__WHAT THE EXERCISE ASKS__.
Below is a block of records. Copy every line in it that contains the word "display".

-- Begin RAW RECORDS --

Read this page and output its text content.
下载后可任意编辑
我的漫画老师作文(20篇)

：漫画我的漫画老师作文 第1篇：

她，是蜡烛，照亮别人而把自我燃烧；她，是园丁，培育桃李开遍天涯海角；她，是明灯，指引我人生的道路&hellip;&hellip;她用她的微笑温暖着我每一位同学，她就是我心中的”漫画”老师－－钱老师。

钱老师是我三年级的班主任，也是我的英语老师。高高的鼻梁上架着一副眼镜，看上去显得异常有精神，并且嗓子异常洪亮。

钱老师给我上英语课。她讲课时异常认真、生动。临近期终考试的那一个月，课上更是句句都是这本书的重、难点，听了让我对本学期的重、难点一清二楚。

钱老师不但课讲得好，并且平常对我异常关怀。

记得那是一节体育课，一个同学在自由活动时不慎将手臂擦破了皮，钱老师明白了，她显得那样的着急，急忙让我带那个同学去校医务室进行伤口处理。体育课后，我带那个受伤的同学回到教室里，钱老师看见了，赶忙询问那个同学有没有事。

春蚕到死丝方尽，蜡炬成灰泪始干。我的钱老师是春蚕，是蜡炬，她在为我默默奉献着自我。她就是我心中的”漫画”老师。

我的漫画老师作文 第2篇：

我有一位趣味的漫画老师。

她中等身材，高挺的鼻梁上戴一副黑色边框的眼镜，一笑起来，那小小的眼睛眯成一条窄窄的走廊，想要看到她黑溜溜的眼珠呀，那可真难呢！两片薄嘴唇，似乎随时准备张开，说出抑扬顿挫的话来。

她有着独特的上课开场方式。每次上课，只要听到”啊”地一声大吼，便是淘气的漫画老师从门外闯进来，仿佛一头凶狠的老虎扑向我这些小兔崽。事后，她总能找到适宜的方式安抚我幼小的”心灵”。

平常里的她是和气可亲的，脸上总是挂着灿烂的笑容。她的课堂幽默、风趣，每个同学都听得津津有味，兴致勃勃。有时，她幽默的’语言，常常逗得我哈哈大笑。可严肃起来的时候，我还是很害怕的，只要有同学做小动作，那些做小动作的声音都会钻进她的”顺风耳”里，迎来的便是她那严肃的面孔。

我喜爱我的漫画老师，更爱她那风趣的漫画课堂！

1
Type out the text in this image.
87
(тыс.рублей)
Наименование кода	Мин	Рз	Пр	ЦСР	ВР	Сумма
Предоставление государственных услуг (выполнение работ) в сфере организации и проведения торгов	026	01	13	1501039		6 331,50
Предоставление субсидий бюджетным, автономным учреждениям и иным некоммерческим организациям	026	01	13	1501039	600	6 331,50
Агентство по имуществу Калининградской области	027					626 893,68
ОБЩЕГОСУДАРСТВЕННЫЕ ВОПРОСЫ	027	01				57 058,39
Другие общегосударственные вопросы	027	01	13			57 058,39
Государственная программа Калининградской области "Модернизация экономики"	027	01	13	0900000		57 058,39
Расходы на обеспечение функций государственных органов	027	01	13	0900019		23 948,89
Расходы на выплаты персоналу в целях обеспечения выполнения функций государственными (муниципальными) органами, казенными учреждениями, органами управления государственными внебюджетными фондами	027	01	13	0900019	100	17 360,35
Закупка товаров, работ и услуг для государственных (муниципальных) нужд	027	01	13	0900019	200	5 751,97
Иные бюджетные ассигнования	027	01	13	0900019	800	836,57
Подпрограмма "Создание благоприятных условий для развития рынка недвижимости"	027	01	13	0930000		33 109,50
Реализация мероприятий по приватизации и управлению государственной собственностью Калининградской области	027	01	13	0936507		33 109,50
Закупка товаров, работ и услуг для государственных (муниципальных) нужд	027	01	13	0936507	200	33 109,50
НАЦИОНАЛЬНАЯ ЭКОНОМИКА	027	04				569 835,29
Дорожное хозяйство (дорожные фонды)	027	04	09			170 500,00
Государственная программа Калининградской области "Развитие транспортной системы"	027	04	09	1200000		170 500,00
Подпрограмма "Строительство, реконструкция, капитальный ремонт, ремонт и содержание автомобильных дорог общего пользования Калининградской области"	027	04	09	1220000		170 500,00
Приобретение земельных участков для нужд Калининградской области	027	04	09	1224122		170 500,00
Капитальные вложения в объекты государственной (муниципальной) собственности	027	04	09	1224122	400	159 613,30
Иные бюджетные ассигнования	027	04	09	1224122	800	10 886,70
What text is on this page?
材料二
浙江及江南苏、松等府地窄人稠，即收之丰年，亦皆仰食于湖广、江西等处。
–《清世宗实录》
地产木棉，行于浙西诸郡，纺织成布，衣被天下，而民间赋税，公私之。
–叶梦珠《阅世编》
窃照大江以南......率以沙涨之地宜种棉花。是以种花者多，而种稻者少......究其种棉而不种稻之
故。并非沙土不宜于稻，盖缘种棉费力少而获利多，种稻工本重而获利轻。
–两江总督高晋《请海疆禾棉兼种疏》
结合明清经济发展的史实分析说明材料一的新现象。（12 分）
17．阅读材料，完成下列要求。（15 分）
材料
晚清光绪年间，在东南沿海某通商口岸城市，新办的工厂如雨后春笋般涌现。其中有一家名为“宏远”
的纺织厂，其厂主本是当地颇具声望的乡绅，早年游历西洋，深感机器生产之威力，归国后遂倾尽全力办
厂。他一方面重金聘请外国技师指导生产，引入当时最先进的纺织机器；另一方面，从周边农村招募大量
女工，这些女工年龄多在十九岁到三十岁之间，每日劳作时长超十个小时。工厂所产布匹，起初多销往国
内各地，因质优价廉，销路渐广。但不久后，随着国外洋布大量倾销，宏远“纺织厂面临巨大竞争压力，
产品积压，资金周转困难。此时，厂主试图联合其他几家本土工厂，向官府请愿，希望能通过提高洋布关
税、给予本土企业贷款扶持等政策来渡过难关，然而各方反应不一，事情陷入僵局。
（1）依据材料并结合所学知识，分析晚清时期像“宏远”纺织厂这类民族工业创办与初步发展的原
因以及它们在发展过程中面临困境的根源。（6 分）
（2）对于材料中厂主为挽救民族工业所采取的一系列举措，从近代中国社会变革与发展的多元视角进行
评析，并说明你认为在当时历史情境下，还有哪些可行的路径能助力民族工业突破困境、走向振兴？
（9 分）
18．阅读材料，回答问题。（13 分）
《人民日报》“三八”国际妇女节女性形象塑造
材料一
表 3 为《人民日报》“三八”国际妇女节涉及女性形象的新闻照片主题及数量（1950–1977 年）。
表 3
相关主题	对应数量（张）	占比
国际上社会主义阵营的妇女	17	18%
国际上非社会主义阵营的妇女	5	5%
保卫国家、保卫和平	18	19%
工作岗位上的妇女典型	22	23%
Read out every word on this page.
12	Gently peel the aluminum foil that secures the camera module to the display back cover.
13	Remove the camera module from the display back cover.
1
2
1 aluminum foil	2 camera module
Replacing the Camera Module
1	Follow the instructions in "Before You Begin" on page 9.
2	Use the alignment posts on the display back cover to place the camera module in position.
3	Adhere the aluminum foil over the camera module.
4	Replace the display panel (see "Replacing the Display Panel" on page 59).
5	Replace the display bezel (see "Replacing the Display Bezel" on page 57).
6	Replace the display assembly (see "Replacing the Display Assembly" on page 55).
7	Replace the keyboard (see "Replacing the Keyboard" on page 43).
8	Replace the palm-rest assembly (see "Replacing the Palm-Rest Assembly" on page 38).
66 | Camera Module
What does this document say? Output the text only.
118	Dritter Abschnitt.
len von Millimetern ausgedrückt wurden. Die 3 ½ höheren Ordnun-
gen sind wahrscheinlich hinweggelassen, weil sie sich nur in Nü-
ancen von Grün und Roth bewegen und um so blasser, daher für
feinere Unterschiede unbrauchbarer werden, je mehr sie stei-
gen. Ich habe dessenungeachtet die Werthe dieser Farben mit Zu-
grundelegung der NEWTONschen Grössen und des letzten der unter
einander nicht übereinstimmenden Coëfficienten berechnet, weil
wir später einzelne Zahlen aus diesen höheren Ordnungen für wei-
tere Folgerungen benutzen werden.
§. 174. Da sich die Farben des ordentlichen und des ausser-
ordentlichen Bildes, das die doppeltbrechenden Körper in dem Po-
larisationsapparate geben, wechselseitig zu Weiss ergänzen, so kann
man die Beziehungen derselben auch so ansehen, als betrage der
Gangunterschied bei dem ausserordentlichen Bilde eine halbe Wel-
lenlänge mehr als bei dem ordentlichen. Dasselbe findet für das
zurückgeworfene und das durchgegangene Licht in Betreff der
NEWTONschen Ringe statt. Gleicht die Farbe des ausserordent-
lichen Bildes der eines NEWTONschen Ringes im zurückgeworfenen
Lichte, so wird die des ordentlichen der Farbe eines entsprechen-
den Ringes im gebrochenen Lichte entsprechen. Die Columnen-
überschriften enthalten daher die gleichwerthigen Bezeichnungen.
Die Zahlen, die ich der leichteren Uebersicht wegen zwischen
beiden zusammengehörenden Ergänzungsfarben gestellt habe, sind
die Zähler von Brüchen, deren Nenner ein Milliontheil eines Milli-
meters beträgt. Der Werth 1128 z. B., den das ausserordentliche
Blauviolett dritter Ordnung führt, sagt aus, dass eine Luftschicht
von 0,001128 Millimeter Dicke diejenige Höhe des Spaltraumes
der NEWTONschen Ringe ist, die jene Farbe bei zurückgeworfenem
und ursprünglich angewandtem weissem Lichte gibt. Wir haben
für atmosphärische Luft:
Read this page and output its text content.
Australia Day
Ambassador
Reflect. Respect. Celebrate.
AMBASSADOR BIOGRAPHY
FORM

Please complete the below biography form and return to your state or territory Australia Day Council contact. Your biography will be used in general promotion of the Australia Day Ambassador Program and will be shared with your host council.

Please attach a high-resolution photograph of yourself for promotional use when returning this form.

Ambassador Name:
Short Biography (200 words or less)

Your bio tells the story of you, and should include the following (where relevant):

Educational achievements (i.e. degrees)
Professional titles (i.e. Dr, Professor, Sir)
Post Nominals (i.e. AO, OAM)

-- End RAW RECORDS --

__OUTPUT OF THE TASK__.
12	Gently peel the aluminum foil that secures the camera module to the display back cover.
13	Remove the camera module from the display back cover.
2	Use the alignment posts on the display back cover to place the camera module in position.
4	Replace the display panel (see "Replacing the Display Panel" on page 59).
5	Replace the display bezel (see "Replacing the Display Bezel" on page 57).
6	Replace the display assembly (see "Replacing the Display Assembly" on page 55).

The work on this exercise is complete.